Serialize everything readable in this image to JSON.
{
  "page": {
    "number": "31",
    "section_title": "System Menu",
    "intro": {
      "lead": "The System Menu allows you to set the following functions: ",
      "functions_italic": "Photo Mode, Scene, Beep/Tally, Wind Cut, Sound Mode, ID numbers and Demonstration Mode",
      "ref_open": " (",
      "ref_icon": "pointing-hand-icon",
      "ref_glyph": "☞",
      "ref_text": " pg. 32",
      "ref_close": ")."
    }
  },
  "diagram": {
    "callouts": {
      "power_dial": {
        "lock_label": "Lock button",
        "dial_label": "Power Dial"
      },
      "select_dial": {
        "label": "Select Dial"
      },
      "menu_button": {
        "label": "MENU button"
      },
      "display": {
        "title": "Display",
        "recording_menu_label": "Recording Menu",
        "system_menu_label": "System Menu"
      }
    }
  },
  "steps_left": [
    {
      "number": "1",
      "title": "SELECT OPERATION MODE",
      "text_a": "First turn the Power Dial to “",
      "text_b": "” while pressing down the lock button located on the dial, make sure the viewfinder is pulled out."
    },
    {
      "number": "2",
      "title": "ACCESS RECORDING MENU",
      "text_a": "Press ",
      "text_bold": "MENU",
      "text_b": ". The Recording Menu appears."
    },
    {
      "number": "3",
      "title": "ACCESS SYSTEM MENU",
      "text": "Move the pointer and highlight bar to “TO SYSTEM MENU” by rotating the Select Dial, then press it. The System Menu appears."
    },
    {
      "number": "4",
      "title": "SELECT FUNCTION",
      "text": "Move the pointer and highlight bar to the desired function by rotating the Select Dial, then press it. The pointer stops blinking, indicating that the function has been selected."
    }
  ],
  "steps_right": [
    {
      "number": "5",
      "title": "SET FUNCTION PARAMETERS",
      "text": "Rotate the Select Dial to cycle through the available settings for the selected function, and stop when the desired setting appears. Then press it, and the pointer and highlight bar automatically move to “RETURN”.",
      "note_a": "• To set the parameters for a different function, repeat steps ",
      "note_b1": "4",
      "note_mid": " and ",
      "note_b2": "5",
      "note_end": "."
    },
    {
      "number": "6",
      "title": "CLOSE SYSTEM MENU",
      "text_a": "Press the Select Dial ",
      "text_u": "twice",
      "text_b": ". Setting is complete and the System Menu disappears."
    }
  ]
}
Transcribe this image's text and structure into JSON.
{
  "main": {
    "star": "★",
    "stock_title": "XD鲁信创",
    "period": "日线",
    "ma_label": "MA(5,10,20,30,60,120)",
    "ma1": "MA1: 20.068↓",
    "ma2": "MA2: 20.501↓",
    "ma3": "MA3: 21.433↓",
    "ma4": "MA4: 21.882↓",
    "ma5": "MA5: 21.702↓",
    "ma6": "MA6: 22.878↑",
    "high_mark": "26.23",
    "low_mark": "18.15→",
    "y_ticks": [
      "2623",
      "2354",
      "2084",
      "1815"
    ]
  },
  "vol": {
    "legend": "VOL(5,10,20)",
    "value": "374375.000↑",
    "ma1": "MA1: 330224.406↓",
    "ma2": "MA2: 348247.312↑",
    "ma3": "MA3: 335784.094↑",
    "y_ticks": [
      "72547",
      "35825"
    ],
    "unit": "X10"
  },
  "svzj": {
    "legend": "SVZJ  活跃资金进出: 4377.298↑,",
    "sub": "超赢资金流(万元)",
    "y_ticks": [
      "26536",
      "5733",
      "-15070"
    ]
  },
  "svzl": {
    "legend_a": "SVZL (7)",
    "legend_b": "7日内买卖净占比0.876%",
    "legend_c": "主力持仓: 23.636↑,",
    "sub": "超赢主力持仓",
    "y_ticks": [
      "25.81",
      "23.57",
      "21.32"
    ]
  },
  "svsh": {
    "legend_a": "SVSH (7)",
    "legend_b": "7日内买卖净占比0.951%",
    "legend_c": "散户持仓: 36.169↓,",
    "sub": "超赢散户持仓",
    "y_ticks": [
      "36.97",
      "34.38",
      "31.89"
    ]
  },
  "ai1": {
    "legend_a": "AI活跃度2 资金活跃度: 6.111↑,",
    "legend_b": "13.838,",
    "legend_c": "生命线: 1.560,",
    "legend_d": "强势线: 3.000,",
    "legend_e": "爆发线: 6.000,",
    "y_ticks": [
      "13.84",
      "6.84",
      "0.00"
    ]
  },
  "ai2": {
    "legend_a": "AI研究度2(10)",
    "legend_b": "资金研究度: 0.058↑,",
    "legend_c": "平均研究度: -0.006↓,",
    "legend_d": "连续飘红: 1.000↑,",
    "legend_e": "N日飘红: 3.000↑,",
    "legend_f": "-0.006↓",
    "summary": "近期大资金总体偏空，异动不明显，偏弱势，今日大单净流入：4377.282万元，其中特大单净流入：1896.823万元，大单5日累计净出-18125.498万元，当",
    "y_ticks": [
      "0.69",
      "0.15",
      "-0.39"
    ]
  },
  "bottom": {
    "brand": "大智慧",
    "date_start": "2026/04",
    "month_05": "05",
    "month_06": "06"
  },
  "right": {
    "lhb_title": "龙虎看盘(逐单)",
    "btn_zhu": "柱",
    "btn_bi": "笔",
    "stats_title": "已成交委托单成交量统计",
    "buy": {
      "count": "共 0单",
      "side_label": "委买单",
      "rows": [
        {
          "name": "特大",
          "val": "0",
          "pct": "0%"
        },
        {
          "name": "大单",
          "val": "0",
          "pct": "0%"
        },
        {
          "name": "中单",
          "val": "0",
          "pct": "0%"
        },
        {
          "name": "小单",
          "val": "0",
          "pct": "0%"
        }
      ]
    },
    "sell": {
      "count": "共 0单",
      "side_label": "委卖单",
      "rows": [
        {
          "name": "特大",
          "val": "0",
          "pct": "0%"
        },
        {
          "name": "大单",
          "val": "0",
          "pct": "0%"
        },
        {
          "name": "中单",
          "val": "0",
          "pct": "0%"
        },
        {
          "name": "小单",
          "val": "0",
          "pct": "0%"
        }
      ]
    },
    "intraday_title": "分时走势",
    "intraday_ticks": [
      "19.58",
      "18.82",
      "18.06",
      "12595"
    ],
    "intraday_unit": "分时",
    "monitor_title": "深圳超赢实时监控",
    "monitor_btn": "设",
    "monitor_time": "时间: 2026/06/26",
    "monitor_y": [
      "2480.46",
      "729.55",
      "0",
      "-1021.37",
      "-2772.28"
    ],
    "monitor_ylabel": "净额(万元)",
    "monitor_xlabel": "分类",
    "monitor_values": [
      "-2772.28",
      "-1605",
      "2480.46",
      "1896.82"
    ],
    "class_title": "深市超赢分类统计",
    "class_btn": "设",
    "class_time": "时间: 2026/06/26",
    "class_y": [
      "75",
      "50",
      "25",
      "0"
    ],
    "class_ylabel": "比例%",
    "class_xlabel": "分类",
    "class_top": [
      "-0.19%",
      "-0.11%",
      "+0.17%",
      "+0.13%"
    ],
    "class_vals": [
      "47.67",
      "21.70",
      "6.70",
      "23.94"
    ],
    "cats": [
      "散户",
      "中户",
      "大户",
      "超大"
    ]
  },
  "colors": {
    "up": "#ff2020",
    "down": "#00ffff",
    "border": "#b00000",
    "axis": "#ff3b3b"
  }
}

-*-*-

§ Task instructions:
Looking at the data above, how many lines hold the word "ACCESS"? Respond with the number alone.

§ Answer to the task:
2